GOAL ▸
Check every line of the data below for the string "this", and copy the ones that hold it.

Begin RECORDS FOR THE EXERCISE

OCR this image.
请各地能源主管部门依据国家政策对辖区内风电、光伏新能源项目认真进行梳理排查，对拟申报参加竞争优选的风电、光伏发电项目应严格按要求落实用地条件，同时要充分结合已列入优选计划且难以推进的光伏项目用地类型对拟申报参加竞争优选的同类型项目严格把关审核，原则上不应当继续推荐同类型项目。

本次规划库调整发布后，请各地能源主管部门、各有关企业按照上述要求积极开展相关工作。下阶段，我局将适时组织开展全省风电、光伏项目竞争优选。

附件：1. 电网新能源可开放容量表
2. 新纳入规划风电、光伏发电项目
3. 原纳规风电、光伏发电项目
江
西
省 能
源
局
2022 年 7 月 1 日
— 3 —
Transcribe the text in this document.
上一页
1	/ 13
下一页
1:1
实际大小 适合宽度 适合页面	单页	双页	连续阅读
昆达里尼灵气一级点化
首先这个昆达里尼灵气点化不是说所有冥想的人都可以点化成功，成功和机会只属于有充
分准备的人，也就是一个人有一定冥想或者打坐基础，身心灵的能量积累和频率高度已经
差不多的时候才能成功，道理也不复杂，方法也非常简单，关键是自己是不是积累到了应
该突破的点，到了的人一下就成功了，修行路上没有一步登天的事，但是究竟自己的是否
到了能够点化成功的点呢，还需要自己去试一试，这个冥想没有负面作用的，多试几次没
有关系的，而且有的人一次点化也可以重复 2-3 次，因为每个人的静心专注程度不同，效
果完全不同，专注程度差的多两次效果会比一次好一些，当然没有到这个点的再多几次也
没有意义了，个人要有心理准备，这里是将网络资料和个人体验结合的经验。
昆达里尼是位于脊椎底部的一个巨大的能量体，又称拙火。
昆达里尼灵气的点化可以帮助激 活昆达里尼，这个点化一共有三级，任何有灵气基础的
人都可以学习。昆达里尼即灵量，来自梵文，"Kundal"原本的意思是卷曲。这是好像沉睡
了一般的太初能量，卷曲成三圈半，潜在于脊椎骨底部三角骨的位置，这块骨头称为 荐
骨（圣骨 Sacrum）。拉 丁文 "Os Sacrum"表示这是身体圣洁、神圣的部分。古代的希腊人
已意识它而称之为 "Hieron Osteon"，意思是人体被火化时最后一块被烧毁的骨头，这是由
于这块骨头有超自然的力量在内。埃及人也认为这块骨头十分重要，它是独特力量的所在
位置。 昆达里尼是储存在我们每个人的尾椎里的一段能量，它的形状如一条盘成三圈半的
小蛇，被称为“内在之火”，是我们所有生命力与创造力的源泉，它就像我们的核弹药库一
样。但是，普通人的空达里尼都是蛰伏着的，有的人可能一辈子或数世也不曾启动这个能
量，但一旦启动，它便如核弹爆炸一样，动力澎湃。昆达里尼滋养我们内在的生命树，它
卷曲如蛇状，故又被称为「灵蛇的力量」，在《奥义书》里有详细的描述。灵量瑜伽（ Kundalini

End RECORDS FOR THE EXERCISE

IN RESPONSE ▸
OCR this image.
Transcribe the text in this document.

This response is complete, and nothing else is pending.